┌─ Given data
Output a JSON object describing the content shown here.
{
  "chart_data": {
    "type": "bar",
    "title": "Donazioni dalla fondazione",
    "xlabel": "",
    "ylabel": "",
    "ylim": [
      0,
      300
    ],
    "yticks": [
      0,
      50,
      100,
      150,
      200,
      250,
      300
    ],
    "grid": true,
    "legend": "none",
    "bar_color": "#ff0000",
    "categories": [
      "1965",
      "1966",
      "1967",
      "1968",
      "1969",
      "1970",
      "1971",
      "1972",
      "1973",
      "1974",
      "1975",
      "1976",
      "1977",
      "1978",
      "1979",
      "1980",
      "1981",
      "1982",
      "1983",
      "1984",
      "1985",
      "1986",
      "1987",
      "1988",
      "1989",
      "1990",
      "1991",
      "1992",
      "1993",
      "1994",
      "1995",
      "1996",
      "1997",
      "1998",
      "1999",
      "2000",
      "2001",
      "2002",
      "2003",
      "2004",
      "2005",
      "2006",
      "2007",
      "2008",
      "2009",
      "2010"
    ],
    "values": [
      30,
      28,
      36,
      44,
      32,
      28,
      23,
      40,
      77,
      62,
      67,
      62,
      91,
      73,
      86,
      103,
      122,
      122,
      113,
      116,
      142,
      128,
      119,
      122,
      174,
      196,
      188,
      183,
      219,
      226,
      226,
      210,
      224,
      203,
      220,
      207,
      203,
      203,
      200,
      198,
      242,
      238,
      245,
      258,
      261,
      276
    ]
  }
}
└─
== Goal ==
Please restate the data word for word, every record included.

== Exercise answer ==
Output a JSON object describing the content shown here.
{
  "chart_data": {
    "type": "bar",
    "title": "Donazioni dalla fondazione",
    "xlabel": "",
    "ylabel": "",
    "ylim": [
      0,
      300
    ],
    "yticks": [
      0,
      50,
      100,
      150,
      200,
      250,
      300
    ],
    "grid": true,
    "legend": "none",
    "bar_color": "#ff0000",
    "categories": [
      "1965",
      "1966",
      "1967",
      "1968",
      "1969",
      "1970",
      "1971",
      "1972",
      "1973",
      "1974",
      "1975",
      "1976",
      "1977",
      "1978",
      "1979",
      "1980",
      "1981",
      "1982",
      "1983",
      "1984",
      "1985",
      "1986",
      "1987",
      "1988",
      "1989",
      "1990",
      "1991",
      "1992",
      "1993",
      "1994",
      "1995",
      "1996",
      "1997",
      "1998",
      "1999",
      "2000",
      "2001",
      "2002",
      "2003",
      "2004",
      "2005",
      "2006",
      "2007",
      "2008",
      "2009",
      "2010"
    ],
    "values": [
      30,
      28,
      36,
      44,
      32,
      28,
      23,
      40,
      77,
      62,
      67,
      62,
      91,
      73,
      86,
      103,
      122,
      122,
      113,
      116,
      142,
      128,
      119,
      122,
      174,
      196,
      188,
      183,
      219,
      226,
      226,
      210,
      224,
      203,
      220,
      207,
      203,
      203,
      200,
      198,
      242,
      238,
      245,
      258,
      261,
      276
    ]
  }
}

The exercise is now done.